## Directions for this task
Transcribe all of the material below word for word and leave out its pictures.

## Material provided
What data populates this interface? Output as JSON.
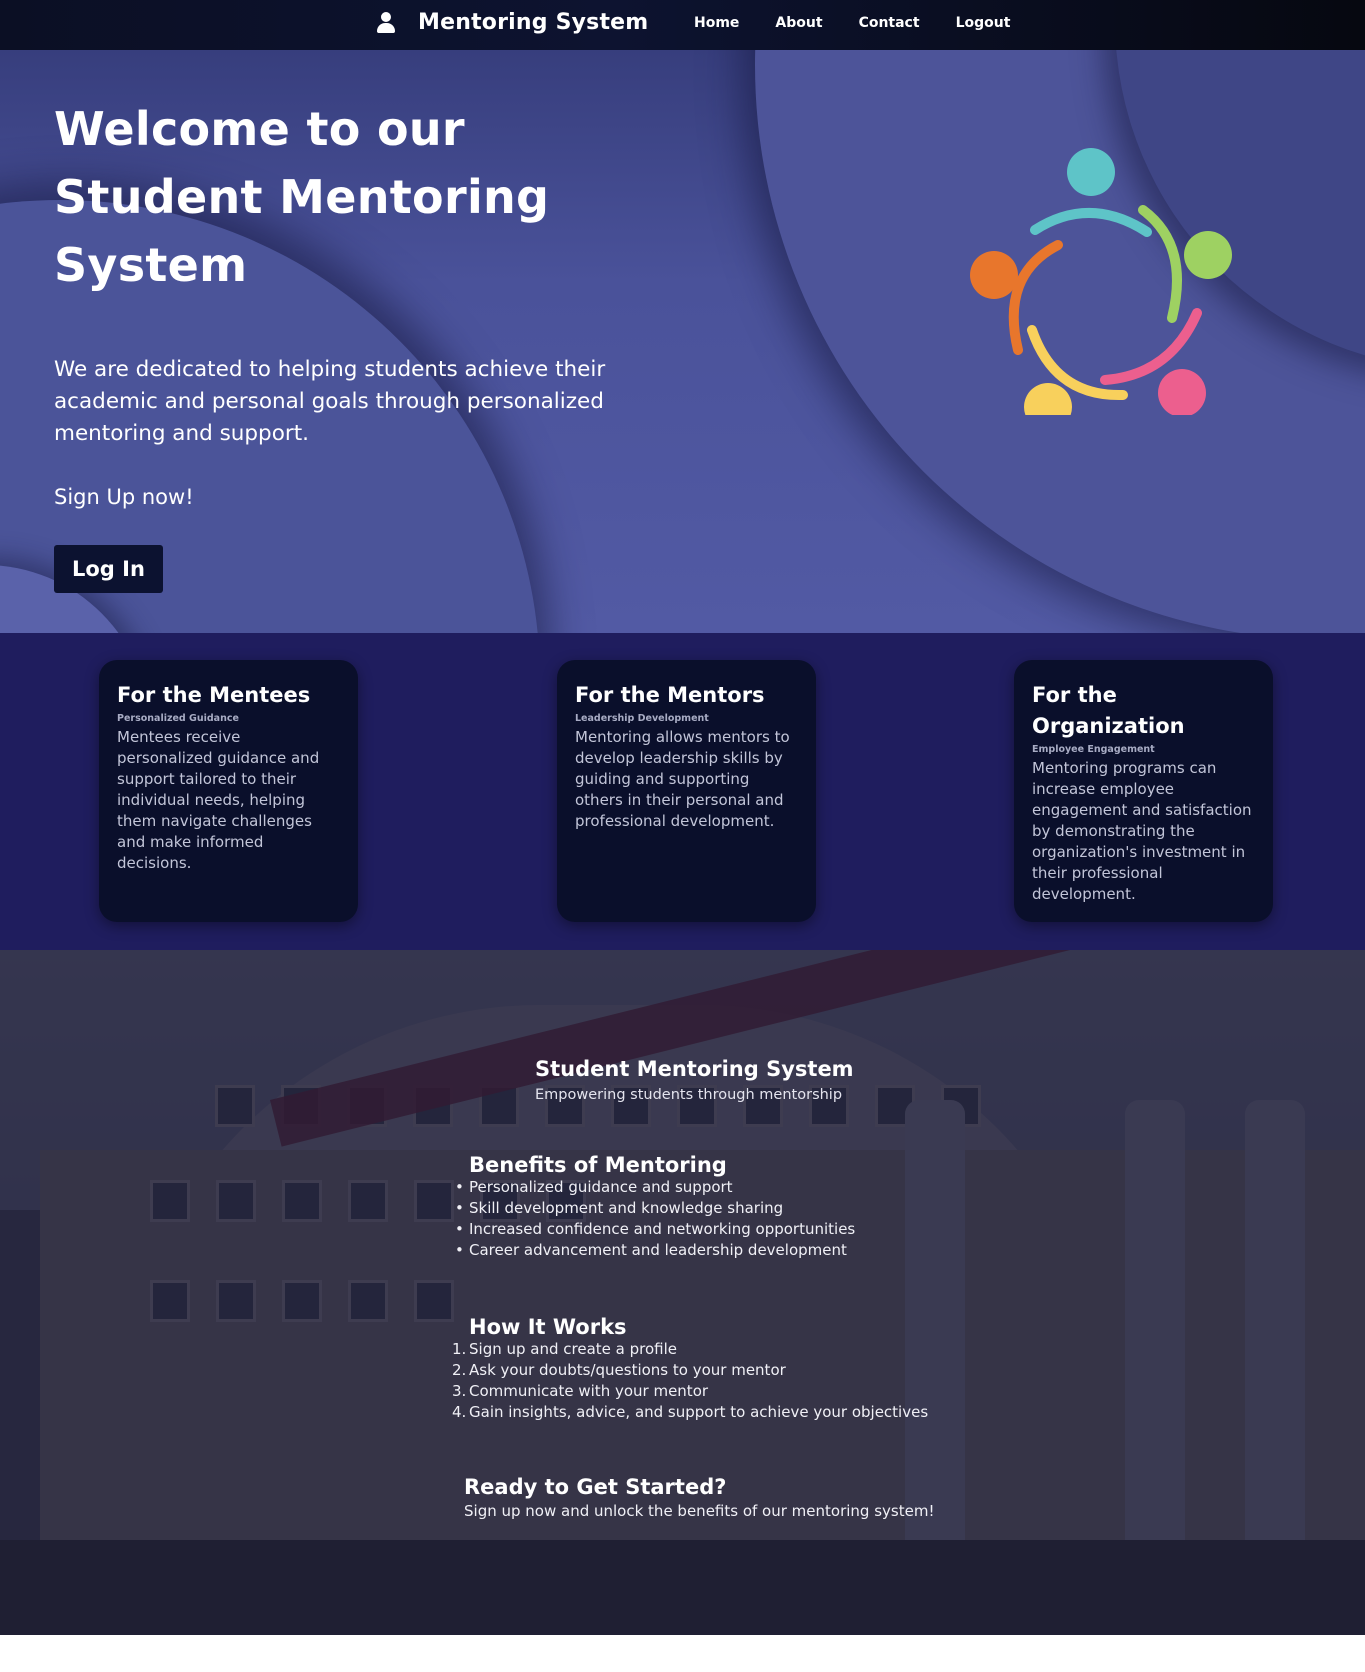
{
  "nav": {
    "brand": "Mentoring System",
    "links": [
      "Home",
      "About",
      "Contact",
      "Logout"
    ]
  },
  "hero": {
    "title": "Welcome to our Student Mentoring System",
    "description": "We are dedicated to helping students achieve their academic and personal goals through personalized mentoring and support.",
    "signup_text": "Sign Up now!",
    "login_label": "Log In",
    "logo_colors": [
      "#5ec4c8",
      "#9ed162",
      "#ec5f8e",
      "#f8d05c",
      "#e8762c"
    ]
  },
  "features": [
    {
      "title": "For the Mentees",
      "subtitle": "Personalized Guidance",
      "text": "Mentees receive personalized guidance and support tailored to their individual needs, helping them navigate challenges and make informed decisions."
    },
    {
      "title": "For the Mentors",
      "subtitle": "Leadership Development",
      "text": "Mentoring allows mentors to develop leadership skills by guiding and supporting others in their personal and professional development."
    },
    {
      "title": "For the Organization",
      "subtitle": "Employee Engagement",
      "text": "Mentoring programs can increase employee engagement and satisfaction by demonstrating the organization's investment in their professional development."
    }
  ],
  "campus": {
    "title": "Student Mentoring System",
    "subtitle": "Empowering students through mentorship",
    "benefits_heading": "Benefits of Mentoring",
    "benefits": [
      "Personalized guidance and support",
      "Skill development and knowledge sharing",
      "Increased confidence and networking opportunities",
      "Career advancement and leadership development"
    ],
    "how_heading": "How It Works",
    "steps": [
      "Sign up and create a profile",
      "Ask your doubts/questions to your mentor",
      "Communicate with your mentor",
      "Gain insights, advice, and support to achieve your objectives"
    ],
    "ready_heading": "Ready to Get Started?",
    "ready_text": "Sign up now and unlock the benefits of our mentoring system!"
  }
}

## Output below
What data populates this interface? Output as JSON.
{
  "nav": {
    "brand": "Mentoring System",
    "links": [
      "Home",
      "About",
      "Contact",
      "Logout"
    ]
  },
  "hero": {
    "title": "Welcome to our Student Mentoring System",
    "description": "We are dedicated to helping students achieve their academic and personal goals through personalized mentoring and support.",
    "signup_text": "Sign Up now!",
    "login_label": "Log In",
    "logo_colors": [
      "#5ec4c8",
      "#9ed162",
      "#ec5f8e",
      "#f8d05c",
      "#e8762c"
    ]
  },
  "features": [
    {
      "title": "For the Mentees",
      "subtitle": "Personalized Guidance",
      "text": "Mentees receive personalized guidance and support tailored to their individual needs, helping them navigate challenges and make informed decisions."
    },
    {
      "title": "For the Mentors",
      "subtitle": "Leadership Development",
      "text": "Mentoring allows mentors to develop leadership skills by guiding and supporting others in their personal and professional development."
    },
    {
      "title": "For the Organization",
      "subtitle": "Employee Engagement",
      "text": "Mentoring programs can increase employee engagement and satisfaction by demonstrating the organization's investment in their professional development."
    }
  ],
  "campus": {
    "title": "Student Mentoring System",
    "subtitle": "Empowering students through mentorship",
    "benefits_heading": "Benefits of Mentoring",
    "benefits": [
      "Personalized guidance and support",
      "Skill development and knowledge sharing",
      "Increased confidence and networking opportunities",
      "Career advancement and leadership development"
    ],
    "how_heading": "How It Works",
    "steps": [
      "Sign up and create a profile",
      "Ask your doubts/questions to your mentor",
      "Communicate with your mentor",
      "Gain insights, advice, and support to achieve your objectives"
    ],
    "ready_heading": "Ready to Get Started?",
    "ready_text": "Sign up now and unlock the benefits of our mentoring system!"
  }
}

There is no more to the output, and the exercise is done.